Items from a dataset
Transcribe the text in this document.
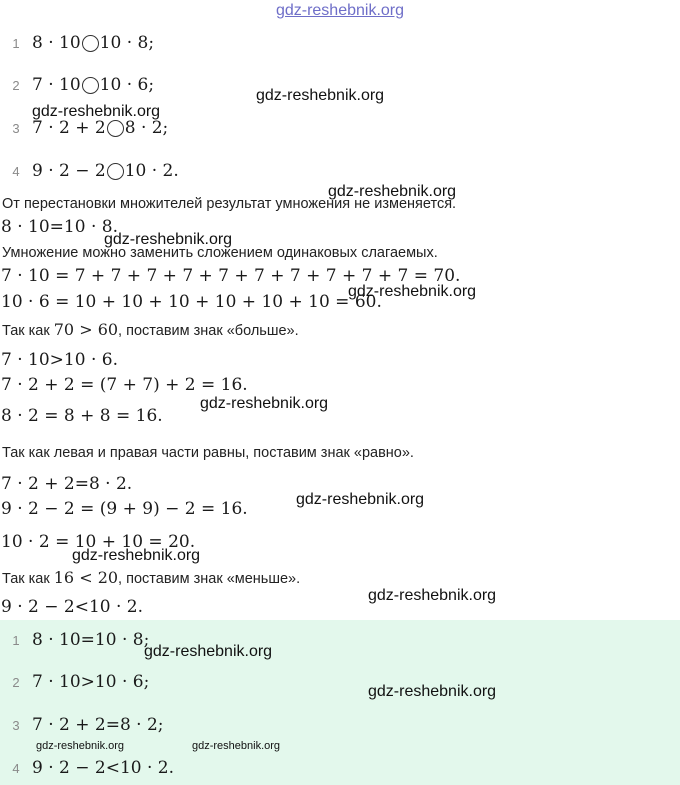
gdz-reshebnik.org
1 8 · 10 10 · 8;
2 7 · 10 10 · 6;
3 7 · 2 + 2 8 · 2;
4 9 · 2 − 2 10 · 2.
От перестановки множителей результат умножения не изменяется.
8 · 10=10 · 8.
Умножение можно заменить сложением одинаковых слагаемых.
7 · 10 = 7 + 7 + 7 + 7 + 7 + 7 + 7 + 7 + 7 + 7 = 70.
10 · 6 = 10 + 10 + 10 + 10 + 10 + 10 = 60.
Так как 70 > 60, поставим знак «больше».
7 · 10>10 · 6.
7 · 2 + 2 = (7 + 7) + 2 = 16.
8 · 2 = 8 + 8 = 16.
Так как левая и правая части равны, поставим знак «равно».
7 · 2 + 2=8 · 2.
9 · 2 − 2 = (9 + 9) − 2 = 16.
10 · 2 = 10 + 10 = 20.
Так как 16 < 20, поставим знак «меньше».
9 · 2 − 2<10 · 2.
1 8 · 10=10 · 8;
2 7 · 10>10 · 6;
3 7 · 2 + 2=8 · 2;
4 9 · 2 − 2<10 · 2.
gdz-reshebnik.org
gdz-reshebnik.org
gdz-reshebnik.org
gdz-reshebnik.org
gdz-reshebnik.org
gdz-reshebnik.org
gdz-reshebnik.org
gdz-reshebnik.org
gdz-reshebnik.org
gdz-reshebnik.org
gdz-reshebnik.org
gdz-reshebnik.org	gdz-reshebnik.org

Aim:
Set the entries down again exactly. Do not include the images.

Exercise solution:
Transcribe the text in this document.
gdz-reshebnik.org
1 8 · 10 10 · 8;
2 7 · 10 10 · 6;
3 7 · 2 + 2 8 · 2;
4 9 · 2 − 2 10 · 2.
От перестановки множителей результат умножения не изменяется.
8 · 10=10 · 8.
Умножение можно заменить сложением одинаковых слагаемых.
7 · 10 = 7 + 7 + 7 + 7 + 7 + 7 + 7 + 7 + 7 + 7 = 70.
10 · 6 = 10 + 10 + 10 + 10 + 10 + 10 = 60.
Так как 70 > 60, поставим знак «больше».
7 · 10>10 · 6.
7 · 2 + 2 = (7 + 7) + 2 = 16.
8 · 2 = 8 + 8 = 16.
Так как левая и правая части равны, поставим знак «равно».
7 · 2 + 2=8 · 2.
9 · 2 − 2 = (9 + 9) − 2 = 16.
10 · 2 = 10 + 10 = 20.
Так как 16 < 20, поставим знак «меньше».
9 · 2 − 2<10 · 2.
1 8 · 10=10 · 8;
2 7 · 10>10 · 6;
3 7 · 2 + 2=8 · 2;
4 9 · 2 − 2<10 · 2.
gdz-reshebnik.org
gdz-reshebnik.org
gdz-reshebnik.org
gdz-reshebnik.org
gdz-reshebnik.org
gdz-reshebnik.org
gdz-reshebnik.org
gdz-reshebnik.org
gdz-reshebnik.org
gdz-reshebnik.org
gdz-reshebnik.org
gdz-reshebnik.org	gdz-reshebnik.org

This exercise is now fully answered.